▸ What to do
Answer with the number of lines in the listing below that contain the word "讓小神轎單腳站立", and nothing else.

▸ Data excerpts
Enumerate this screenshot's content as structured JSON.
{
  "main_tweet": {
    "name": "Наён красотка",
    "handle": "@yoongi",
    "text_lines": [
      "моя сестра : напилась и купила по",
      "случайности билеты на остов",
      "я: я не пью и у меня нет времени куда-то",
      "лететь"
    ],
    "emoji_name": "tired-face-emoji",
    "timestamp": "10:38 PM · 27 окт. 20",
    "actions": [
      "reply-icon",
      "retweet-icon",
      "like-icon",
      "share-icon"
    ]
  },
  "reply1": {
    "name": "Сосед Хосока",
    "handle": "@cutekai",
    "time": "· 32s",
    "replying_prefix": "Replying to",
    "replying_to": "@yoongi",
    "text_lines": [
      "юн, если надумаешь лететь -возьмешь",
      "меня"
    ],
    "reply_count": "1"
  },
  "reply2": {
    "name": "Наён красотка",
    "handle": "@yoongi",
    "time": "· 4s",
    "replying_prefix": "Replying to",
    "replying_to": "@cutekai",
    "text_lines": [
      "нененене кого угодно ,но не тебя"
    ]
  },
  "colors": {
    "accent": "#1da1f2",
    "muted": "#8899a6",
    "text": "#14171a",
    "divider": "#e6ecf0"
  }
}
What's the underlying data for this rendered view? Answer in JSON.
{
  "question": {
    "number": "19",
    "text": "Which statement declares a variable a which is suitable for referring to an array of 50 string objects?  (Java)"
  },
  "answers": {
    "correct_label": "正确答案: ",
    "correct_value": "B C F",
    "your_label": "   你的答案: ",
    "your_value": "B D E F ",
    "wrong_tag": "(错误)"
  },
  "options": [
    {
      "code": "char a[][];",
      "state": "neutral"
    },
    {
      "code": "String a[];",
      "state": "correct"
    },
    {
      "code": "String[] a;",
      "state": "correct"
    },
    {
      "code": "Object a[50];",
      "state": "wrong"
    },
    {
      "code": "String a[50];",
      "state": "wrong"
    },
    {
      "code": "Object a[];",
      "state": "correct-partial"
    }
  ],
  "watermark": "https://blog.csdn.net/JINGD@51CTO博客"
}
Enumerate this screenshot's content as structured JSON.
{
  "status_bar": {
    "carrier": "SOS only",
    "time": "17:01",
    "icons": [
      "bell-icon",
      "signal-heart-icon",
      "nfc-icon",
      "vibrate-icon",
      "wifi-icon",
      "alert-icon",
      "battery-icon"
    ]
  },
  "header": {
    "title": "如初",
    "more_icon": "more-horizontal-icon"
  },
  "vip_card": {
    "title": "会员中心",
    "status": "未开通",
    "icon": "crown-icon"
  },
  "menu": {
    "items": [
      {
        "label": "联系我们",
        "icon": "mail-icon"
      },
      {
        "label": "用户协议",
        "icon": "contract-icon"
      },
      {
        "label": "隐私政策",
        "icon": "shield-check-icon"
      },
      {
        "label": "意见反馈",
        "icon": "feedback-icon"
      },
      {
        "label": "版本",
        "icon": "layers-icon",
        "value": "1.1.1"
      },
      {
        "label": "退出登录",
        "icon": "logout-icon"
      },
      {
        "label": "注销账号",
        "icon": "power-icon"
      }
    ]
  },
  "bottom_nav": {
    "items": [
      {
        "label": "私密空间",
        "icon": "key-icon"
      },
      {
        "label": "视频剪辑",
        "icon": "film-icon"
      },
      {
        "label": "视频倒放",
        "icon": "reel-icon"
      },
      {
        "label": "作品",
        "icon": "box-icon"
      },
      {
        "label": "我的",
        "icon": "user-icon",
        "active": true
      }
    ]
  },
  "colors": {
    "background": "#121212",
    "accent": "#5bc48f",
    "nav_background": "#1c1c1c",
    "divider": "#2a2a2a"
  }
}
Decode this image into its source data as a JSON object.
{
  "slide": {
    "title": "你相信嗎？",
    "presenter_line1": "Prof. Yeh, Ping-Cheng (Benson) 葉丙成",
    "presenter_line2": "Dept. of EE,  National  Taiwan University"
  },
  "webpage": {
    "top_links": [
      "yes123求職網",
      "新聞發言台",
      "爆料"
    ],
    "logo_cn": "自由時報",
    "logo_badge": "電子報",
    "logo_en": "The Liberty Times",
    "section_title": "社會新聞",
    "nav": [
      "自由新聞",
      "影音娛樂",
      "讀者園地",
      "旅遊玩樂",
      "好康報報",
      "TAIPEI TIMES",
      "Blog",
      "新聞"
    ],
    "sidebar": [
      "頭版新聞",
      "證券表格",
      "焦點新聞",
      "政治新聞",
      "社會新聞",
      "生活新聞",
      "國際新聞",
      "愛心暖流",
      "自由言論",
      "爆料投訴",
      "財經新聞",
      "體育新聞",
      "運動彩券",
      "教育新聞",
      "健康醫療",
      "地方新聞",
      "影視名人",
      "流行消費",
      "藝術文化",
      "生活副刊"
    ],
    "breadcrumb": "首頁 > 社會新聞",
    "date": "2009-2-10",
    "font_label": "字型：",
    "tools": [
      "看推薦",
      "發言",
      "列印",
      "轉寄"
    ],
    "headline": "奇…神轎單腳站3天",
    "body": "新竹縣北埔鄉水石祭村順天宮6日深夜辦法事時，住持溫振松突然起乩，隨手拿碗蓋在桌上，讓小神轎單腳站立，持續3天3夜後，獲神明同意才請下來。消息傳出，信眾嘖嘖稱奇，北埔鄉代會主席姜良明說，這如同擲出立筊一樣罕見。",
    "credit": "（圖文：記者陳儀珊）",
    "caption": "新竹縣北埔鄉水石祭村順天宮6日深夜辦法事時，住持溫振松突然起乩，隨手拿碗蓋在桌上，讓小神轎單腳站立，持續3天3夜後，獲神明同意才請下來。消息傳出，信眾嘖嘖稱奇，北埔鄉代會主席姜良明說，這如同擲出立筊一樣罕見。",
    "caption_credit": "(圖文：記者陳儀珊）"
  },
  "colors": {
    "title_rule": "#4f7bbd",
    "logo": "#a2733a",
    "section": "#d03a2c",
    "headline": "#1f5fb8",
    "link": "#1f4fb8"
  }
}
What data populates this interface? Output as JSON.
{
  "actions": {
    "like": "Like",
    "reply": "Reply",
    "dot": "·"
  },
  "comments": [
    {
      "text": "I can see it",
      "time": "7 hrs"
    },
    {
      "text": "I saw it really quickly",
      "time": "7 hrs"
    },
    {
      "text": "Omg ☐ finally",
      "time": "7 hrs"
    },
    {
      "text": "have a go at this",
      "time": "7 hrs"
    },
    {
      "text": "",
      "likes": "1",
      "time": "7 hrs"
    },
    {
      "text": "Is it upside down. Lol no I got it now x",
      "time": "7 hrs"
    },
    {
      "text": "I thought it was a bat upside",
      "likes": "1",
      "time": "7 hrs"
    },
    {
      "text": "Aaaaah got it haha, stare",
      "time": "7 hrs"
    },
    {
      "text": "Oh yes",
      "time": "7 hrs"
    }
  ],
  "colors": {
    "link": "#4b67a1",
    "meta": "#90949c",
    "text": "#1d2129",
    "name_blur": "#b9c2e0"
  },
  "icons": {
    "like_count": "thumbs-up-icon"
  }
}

▸ Reply
2